:: ARTICLE ::
==*==

B. The Relation Back of the Amended Complaint

The timeliness of the original Complaint does not resolve the statute of limitations question with respect to the Sanctuary development, which was not mentioned in the original Complaint. Because the Sanctuary rezoning was enacted by resolution on November 21, 2000, and the Amended Complaint was not filed until April 8, 2004, more than three years later, the Amended Complaint is timely with regard to these claims only if they relate back to the original Complaint. For the reasons discussed below, the Court finds that they do not.

1. The Relation Back Doctrine

Relation back is governed by Federal Rule of Civil Procedure 15(c) which provides that "[a]n amendment to a pleading relates back to the date of the original pleading when . . . the amendment asserts a claim or defense that arose out of the conduct, transaction, or occurrence set out--or attempted to be set out--in the original pleading." Fed. R. Civ. P. 15(c)(1)(B). "Under Rule 15, the central inquiry is whether adequate notice of the matters raised in the amended pleading has been given to the opposing party within the statute of limitations by the general fact situation alleged in the original pleading." Slayton v. Am. Express Co., 460 F.3d 215, 228 (2d Cir. 2006) (internal quotation marks and citation omitted). "Where the amended complaint does not allege a new claim but renders prior allegations more definite and precise, relation back occurs." Id. As one noted treatise states:

Thus, if plaintiff attempts to allege an entirely different transaction by amendment, Rule 15(c)(1)(B) will not authorize relation back. For example, amendments alleging the separate publication of a libelous statement, the breach of an independent contract, the infringement of a different patent, or even a separate violation of the same statute may be subject to the defense of statute of limitations because of a failure to meet the transaction standard. . . . .

==*==

:: RECORDED DATA ::
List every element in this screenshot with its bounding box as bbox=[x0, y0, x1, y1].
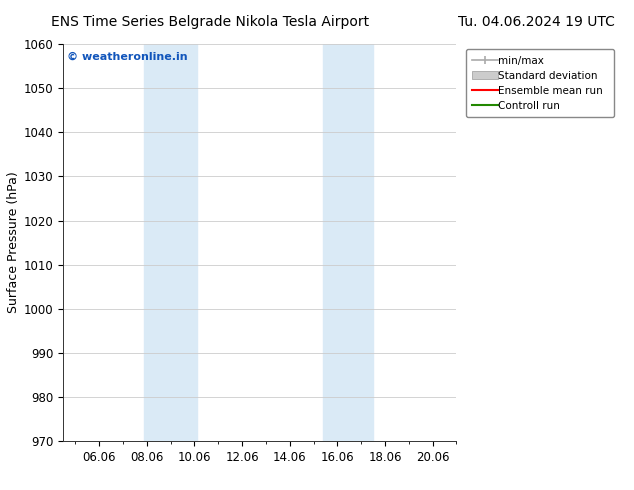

==*==

:: DIRECTIVE ::
Please quote the relation back excerpt in full, word for word.

:: FINAL RESULT ::
B. The Relation Back of the Amended Complaint

The timeliness of the original Complaint does not resolve the statute of limitations question with respect to the Sanctuary development, which was not mentioned in the original Complaint. Because the Sanctuary rezoning was enacted by resolution on November 21, 2000, and the Amended Complaint was not filed until April 8, 2004, more than three years later, the Amended Complaint is timely with regard to these claims only if they relate back to the original Complaint. For the reasons discussed below, the Court finds that they do not.

1. The Relation Back Doctrine

Relation back is governed by Federal Rule of Civil Procedure 15(c) which provides that "[a]n amendment to a pleading relates back to the date of the original pleading when . . . the amendment asserts a claim or defense that arose out of the conduct, transaction, or occurrence set out--or attempted to be set out--in the original pleading." Fed. R. Civ. P. 15(c)(1)(B). "Under Rule 15, the central inquiry is whether adequate notice of the matters raised in the amended pleading has been given to the opposing party within the statute of limitations by the general fact situation alleged in the original pleading." Slayton v. Am. Express Co., 460 F.3d 215, 228 (2d Cir. 2006) (internal quotation marks and citation omitted). "Where the amended complaint does not allege a new claim but renders prior allegations more definite and precise, relation back occurs." Id. As one noted treatise states:

Thus, if plaintiff attempts to allege an entirely different transaction by amendment, Rule 15(c)(1)(B) will not authorize relation back. For example, amendments alleging the separate publication of a libelous statement, the breach of an independent contract, the infringement of a different patent, or even a separate violation of the same statute may be subject to the defense of statute of limitations because of a failure to meet the transaction standard. . . . .